→ What is asked:
Where a line of the material contains the string "成約価格中央値の推移", copy that line.
..............................
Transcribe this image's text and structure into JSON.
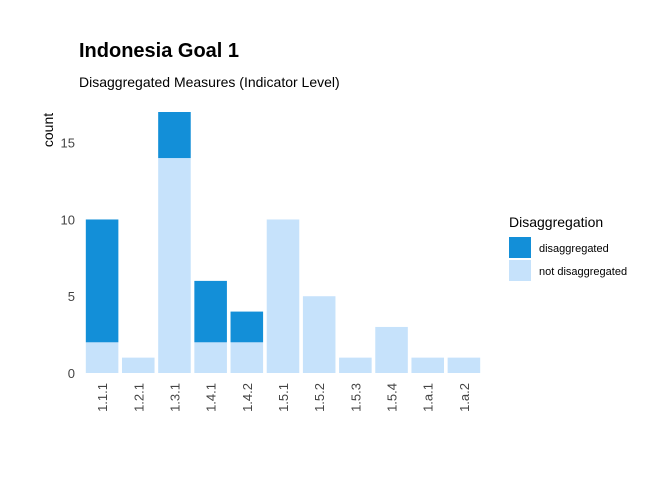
{
  "chart_data": {
    "type": "bar",
    "stacked": true,
    "title": "Indonesia Goal  1",
    "subtitle": "Disaggregated Measures (Indicator Level)",
    "xlabel": "",
    "ylabel": "count",
    "ylim": [
      0,
      17
    ],
    "yticks": [
      0,
      5,
      10,
      15
    ],
    "grid": false,
    "legend": {
      "title": "Disaggregation",
      "position": "right"
    },
    "categories": [
      "1.1.1",
      "1.2.1",
      "1.3.1",
      "1.4.1",
      "1.4.2",
      "1.5.1",
      "1.5.2",
      "1.5.3",
      "1.5.4",
      "1.a.1",
      "1.a.2"
    ],
    "series": [
      {
        "name": "not disaggregated",
        "color": "#c6e2fb",
        "values": [
          2,
          1,
          14,
          2,
          2,
          10,
          5,
          1,
          3,
          1,
          1
        ]
      },
      {
        "name": "disaggregated",
        "color": "#138fd8",
        "values": [
          8,
          0,
          3,
          4,
          2,
          0,
          0,
          0,
          0,
          0,
          0
        ]
      }
    ],
    "legend_order": [
      "disaggregated",
      "not disaggregated"
    ]
  }
}
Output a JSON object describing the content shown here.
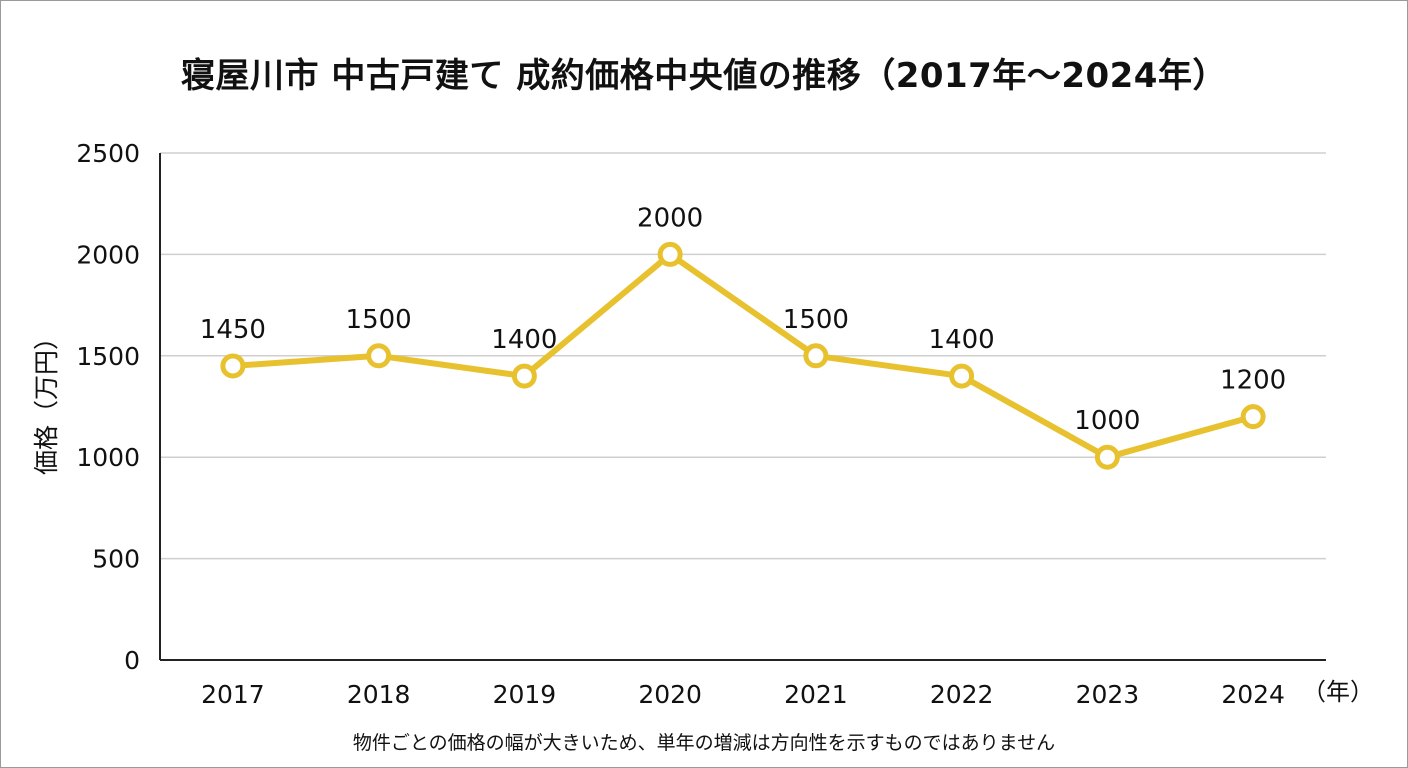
{
  "title": "寝屋川市 中古戸建て 成約価格中央値の推移（2017年〜2024年）",
  "note": "物件ごとの価格の幅が大きいため、単年の増減は方向性を示すものではありません",
  "chart_data": {
    "type": "line",
    "title": "寝屋川市 中古戸建て 成約価格中央値の推移（2017年〜2024年）",
    "xlabel": "（年）",
    "ylabel": "価格（万円）",
    "categories": [
      "2017",
      "2018",
      "2019",
      "2020",
      "2021",
      "2022",
      "2023",
      "2024"
    ],
    "values": [
      1450,
      1500,
      1400,
      2000,
      1500,
      1400,
      1000,
      1200
    ],
    "data_labels": [
      "1450",
      "1500",
      "1400",
      "2000",
      "1500",
      "1400",
      "1000",
      "1200"
    ],
    "yticks": [
      "0",
      "500",
      "1000",
      "1500",
      "2000",
      "2500"
    ],
    "ytick_values": [
      0,
      500,
      1000,
      1500,
      2000,
      2500
    ],
    "ylim": [
      0,
      2500
    ],
    "grid": true,
    "legend": "none",
    "colors": {
      "line": "#E8C12E",
      "grid": "#cfcfcf",
      "axis": "#222222"
    }
  }
}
..............................
→ The reply:
  "title": "寝屋川市 中古戸建て 成約価格中央値の推移（2017年〜2024年）",
    "title": "寝屋川市 中古戸建て 成約価格中央値の推移（2017年〜2024年）",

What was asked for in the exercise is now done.